YOUR TASK
The entries are to be returned exactly, with images left out.
# EXTRACTED ENTRIES start
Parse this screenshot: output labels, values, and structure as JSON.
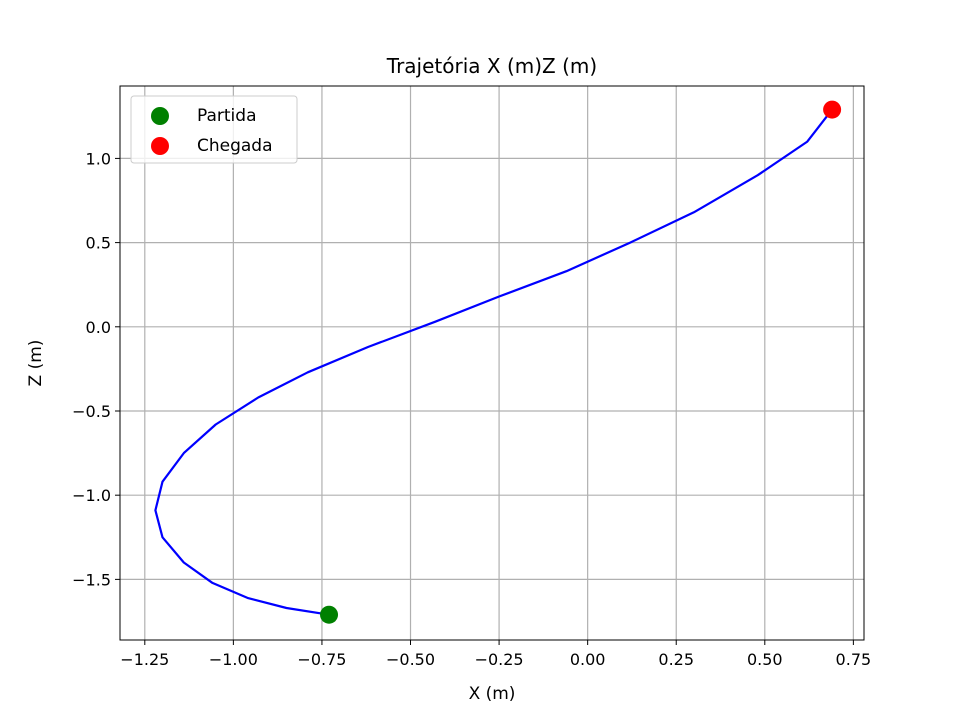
{
  "chart_data": {
    "type": "line",
    "title": "Trajetória X (m)Z (m)",
    "xlabel": "X (m)",
    "ylabel": "Z (m)",
    "xlim": [
      -1.32,
      0.78
    ],
    "ylim": [
      -1.86,
      1.43
    ],
    "xticks": [
      -1.25,
      -1.0,
      -0.75,
      -0.5,
      -0.25,
      0.0,
      0.25,
      0.5,
      0.75
    ],
    "xtick_labels": [
      "−1.25",
      "−1.00",
      "−0.75",
      "−0.50",
      "−0.25",
      "0.00",
      "0.25",
      "0.50",
      "0.75"
    ],
    "yticks": [
      -1.5,
      -1.0,
      -0.5,
      0.0,
      0.5,
      1.0
    ],
    "ytick_labels": [
      "−1.5",
      "−1.0",
      "−0.5",
      "0.0",
      "0.5",
      "1.0"
    ],
    "grid": true,
    "legend_position": "top-left",
    "series": [
      {
        "kind": "line",
        "color": "#0000ff",
        "x": [
          -0.73,
          -0.85,
          -0.96,
          -1.06,
          -1.14,
          -1.2,
          -1.22,
          -1.2,
          -1.14,
          -1.05,
          -0.93,
          -0.79,
          -0.62,
          -0.43,
          -0.25,
          -0.06,
          0.12,
          0.3,
          0.48,
          0.62,
          0.69
        ],
        "y": [
          -1.71,
          -1.67,
          -1.61,
          -1.52,
          -1.4,
          -1.25,
          -1.09,
          -0.92,
          -0.75,
          -0.58,
          -0.42,
          -0.27,
          -0.12,
          0.03,
          0.18,
          0.33,
          0.5,
          0.68,
          0.9,
          1.1,
          1.29
        ]
      },
      {
        "kind": "point",
        "name": "Partida",
        "color": "#008000",
        "x": [
          -0.73
        ],
        "y": [
          -1.71
        ]
      },
      {
        "kind": "point",
        "name": "Chegada",
        "color": "#ff0000",
        "x": [
          0.69
        ],
        "y": [
          1.29
        ]
      }
    ],
    "grid_color": "#b0b0b0",
    "axis_color": "#000000"
  }
}
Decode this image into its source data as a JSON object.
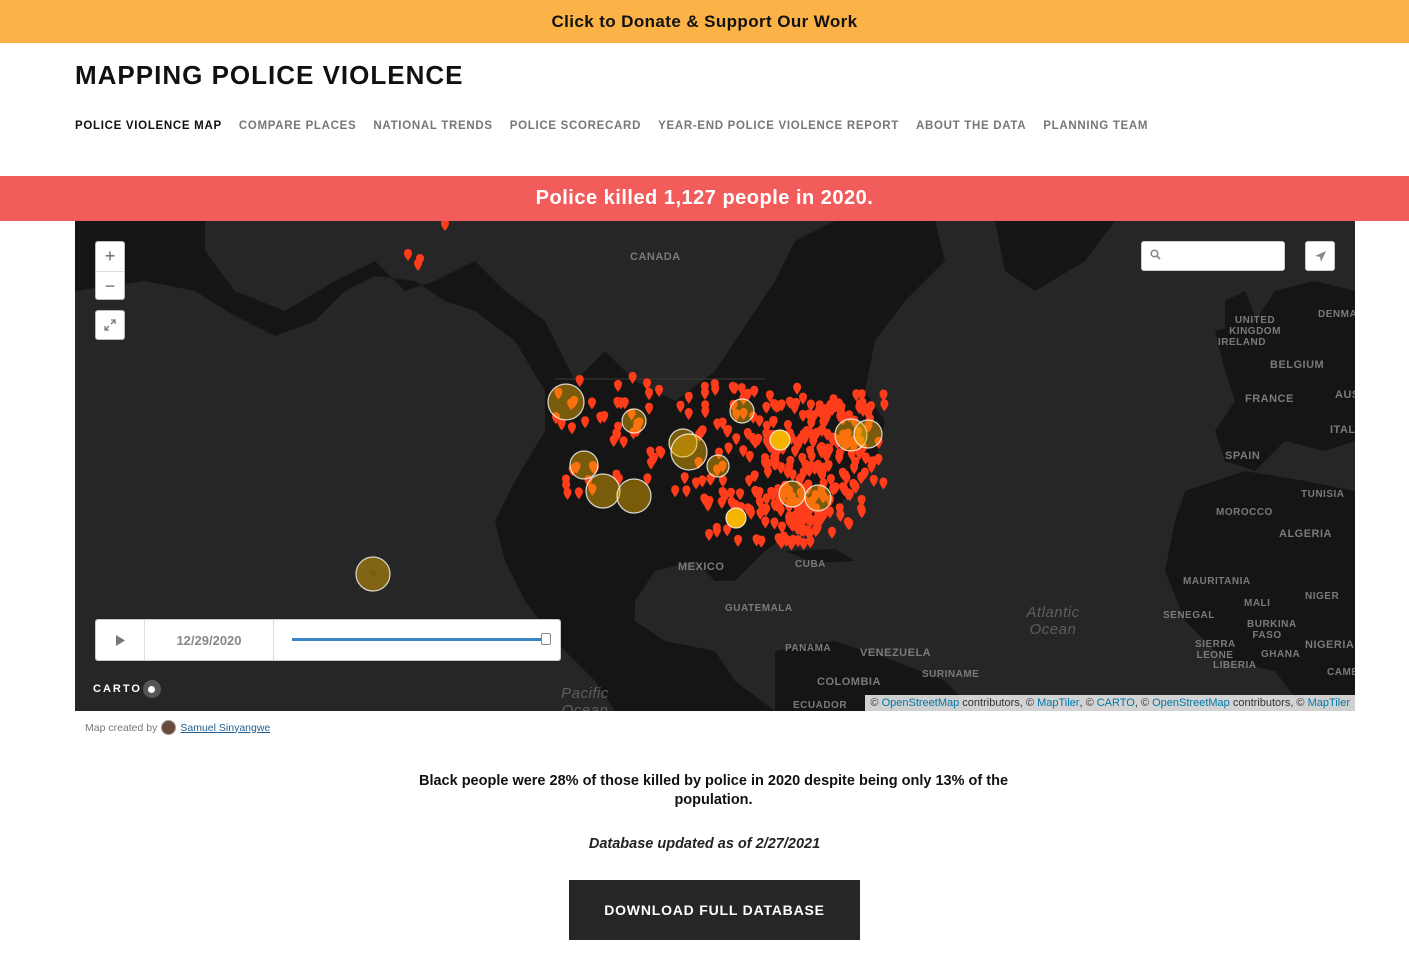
{
  "donate": {
    "label": "Click to Donate & Support Our Work"
  },
  "site": {
    "title": "MAPPING POLICE VIOLENCE"
  },
  "nav": {
    "items": [
      {
        "label": "POLICE VIOLENCE MAP",
        "active": true
      },
      {
        "label": "COMPARE PLACES"
      },
      {
        "label": "NATIONAL TRENDS"
      },
      {
        "label": "POLICE SCORECARD"
      },
      {
        "label": "YEAR-END POLICE VIOLENCE REPORT"
      },
      {
        "label": "ABOUT THE DATA"
      },
      {
        "label": "PLANNING TEAM"
      }
    ]
  },
  "banner": {
    "text": "Police killed 1,127 people in 2020."
  },
  "map": {
    "zoom_in": "+",
    "zoom_out": "−",
    "fullscreen_icon": "expand-icon",
    "search": {
      "value": "",
      "placeholder": "",
      "icon": "search-icon"
    },
    "locate_icon": "location-arrow-icon",
    "labels": {
      "canada": "CANADA",
      "mexico": "MEXICO",
      "cuba": "CUBA",
      "guatemala": "GUATEMALA",
      "panama": "PANAMA",
      "venezuela": "VENEZUELA",
      "colombia": "COLOMBIA",
      "ecuador": "ECUADOR",
      "suriname": "SURINAME",
      "united_kingdom": "UNITED KINGDOM",
      "ireland": "IRELAND",
      "denmark": "DENMARK",
      "belgium": "BELGIUM",
      "france": "FRANCE",
      "austria": "AUST",
      "italy": "ITAL",
      "spain": "SPAIN",
      "tunisia": "TUNISIA",
      "morocco": "MOROCCO",
      "algeria": "ALGERIA",
      "mauritania": "MAURITANIA",
      "mali": "MALI",
      "niger": "NIGER",
      "senegal": "SENEGAL",
      "burkina_faso": "BURKINA FASO",
      "sierra_leone": "SIERRA LEONE",
      "liberia": "LIBERIA",
      "ghana": "GHANA",
      "nigeria": "NIGERIA",
      "cameroon": "CAMER",
      "atlantic": "Atlantic Ocean",
      "pacific": "Pacific Ocean"
    },
    "timeline": {
      "play_icon": "play-icon",
      "date": "12/29/2020",
      "progress": 1.0
    },
    "carto_logo": "CARTO",
    "attribution": {
      "c1": "©",
      "osm": "OpenStreetMap",
      "contrib": "contributors, ©",
      "maptiler": "MapTiler",
      "sep": ", ©",
      "carto": "CARTO"
    },
    "colors": {
      "marker": "#ff3d1a",
      "cluster": "#f5b400",
      "background": "#262626",
      "land": "#151515"
    }
  },
  "credit": {
    "prefix": "Map created by",
    "author": "Samuel Sinyangwe"
  },
  "stat": {
    "text": "Black people were 28% of those killed by police in 2020 despite being only 13% of the population."
  },
  "updated": {
    "text": "Database updated as of 2/27/2021"
  },
  "download": {
    "label": "DOWNLOAD FULL DATABASE"
  }
}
# EXTRACTED ENTRIES end
TASK RESULT
Parse this screenshot: output labels, values, and structure as JSON.
{
  "chart_data": {
    "type": "line",
    "title": "Trajetória X (m)Z (m)",
    "xlabel": "X (m)",
    "ylabel": "Z (m)",
    "xlim": [
      -1.32,
      0.78
    ],
    "ylim": [
      -1.86,
      1.43
    ],
    "xticks": [
      -1.25,
      -1.0,
      -0.75,
      -0.5,
      -0.25,
      0.0,
      0.25,
      0.5,
      0.75
    ],
    "xtick_labels": [
      "−1.25",
      "−1.00",
      "−0.75",
      "−0.50",
      "−0.25",
      "0.00",
      "0.25",
      "0.50",
      "0.75"
    ],
    "yticks": [
      -1.5,
      -1.0,
      -0.5,
      0.0,
      0.5,
      1.0
    ],
    "ytick_labels": [
      "−1.5",
      "−1.0",
      "−0.5",
      "0.0",
      "0.5",
      "1.0"
    ],
    "grid": true,
    "legend_position": "top-left",
    "series": [
      {
        "kind": "line",
        "color": "#0000ff",
        "x": [
          -0.73,
          -0.85,
          -0.96,
          -1.06,
          -1.14,
          -1.2,
          -1.22,
          -1.2,
          -1.14,
          -1.05,
          -0.93,
          -0.79,
          -0.62,
          -0.43,
          -0.25,
          -0.06,
          0.12,
          0.3,
          0.48,
          0.62,
          0.69
        ],
        "y": [
          -1.71,
          -1.67,
          -1.61,
          -1.52,
          -1.4,
          -1.25,
          -1.09,
          -0.92,
          -0.75,
          -0.58,
          -0.42,
          -0.27,
          -0.12,
          0.03,
          0.18,
          0.33,
          0.5,
          0.68,
          0.9,
          1.1,
          1.29
        ]
      },
      {
        "kind": "point",
        "name": "Partida",
        "color": "#008000",
        "x": [
          -0.73
        ],
        "y": [
          -1.71
        ]
      },
      {
        "kind": "point",
        "name": "Chegada",
        "color": "#ff0000",
        "x": [
          0.69
        ],
        "y": [
          1.29
        ]
      }
    ],
    "grid_color": "#b0b0b0",
    "axis_color": "#000000"
  }
}
Decode this image into its source data as a JSON object.
{
  "donate": {
    "label": "Click to Donate & Support Our Work"
  },
  "site": {
    "title": "MAPPING POLICE VIOLENCE"
  },
  "nav": {
    "items": [
      {
        "label": "POLICE VIOLENCE MAP",
        "active": true
      },
      {
        "label": "COMPARE PLACES"
      },
      {
        "label": "NATIONAL TRENDS"
      },
      {
        "label": "POLICE SCORECARD"
      },
      {
        "label": "YEAR-END POLICE VIOLENCE REPORT"
      },
      {
        "label": "ABOUT THE DATA"
      },
      {
        "label": "PLANNING TEAM"
      }
    ]
  },
  "banner": {
    "text": "Police killed 1,127 people in 2020."
  },
  "map": {
    "zoom_in": "+",
    "zoom_out": "−",
    "fullscreen_icon": "expand-icon",
    "search": {
      "value": "",
      "placeholder": "",
      "icon": "search-icon"
    },
    "locate_icon": "location-arrow-icon",
    "labels": {
      "canada": "CANADA",
      "mexico": "MEXICO",
      "cuba": "CUBA",
      "guatemala": "GUATEMALA",
      "panama": "PANAMA",
      "venezuela": "VENEZUELA",
      "colombia": "COLOMBIA",
      "ecuador": "ECUADOR",
      "suriname": "SURINAME",
      "united_kingdom": "UNITED KINGDOM",
      "ireland": "IRELAND",
      "denmark": "DENMARK",
      "belgium": "BELGIUM",
      "france": "FRANCE",
      "austria": "AUST",
      "italy": "ITAL",
      "spain": "SPAIN",
      "tunisia": "TUNISIA",
      "morocco": "MOROCCO",
      "algeria": "ALGERIA",
      "mauritania": "MAURITANIA",
      "mali": "MALI",
      "niger": "NIGER",
      "senegal": "SENEGAL",
      "burkina_faso": "BURKINA FASO",
      "sierra_leone": "SIERRA LEONE",
      "liberia": "LIBERIA",
      "ghana": "GHANA",
      "nigeria": "NIGERIA",
      "cameroon": "CAMER",
      "atlantic": "Atlantic Ocean",
      "pacific": "Pacific Ocean"
    },
    "timeline": {
      "play_icon": "play-icon",
      "date": "12/29/2020",
      "progress": 1.0
    },
    "carto_logo": "CARTO",
    "attribution": {
      "c1": "©",
      "osm": "OpenStreetMap",
      "contrib": "contributors, ©",
      "maptiler": "MapTiler",
      "sep": ", ©",
      "carto": "CARTO"
    },
    "colors": {
      "marker": "#ff3d1a",
      "cluster": "#f5b400",
      "background": "#262626",
      "land": "#151515"
    }
  },
  "credit": {
    "prefix": "Map created by",
    "author": "Samuel Sinyangwe"
  },
  "stat": {
    "text": "Black people were 28% of those killed by police in 2020 despite being only 13% of the population."
  },
  "updated": {
    "text": "Database updated as of 2/27/2021"
  },
  "download": {
    "label": "DOWNLOAD FULL DATABASE"
  }
}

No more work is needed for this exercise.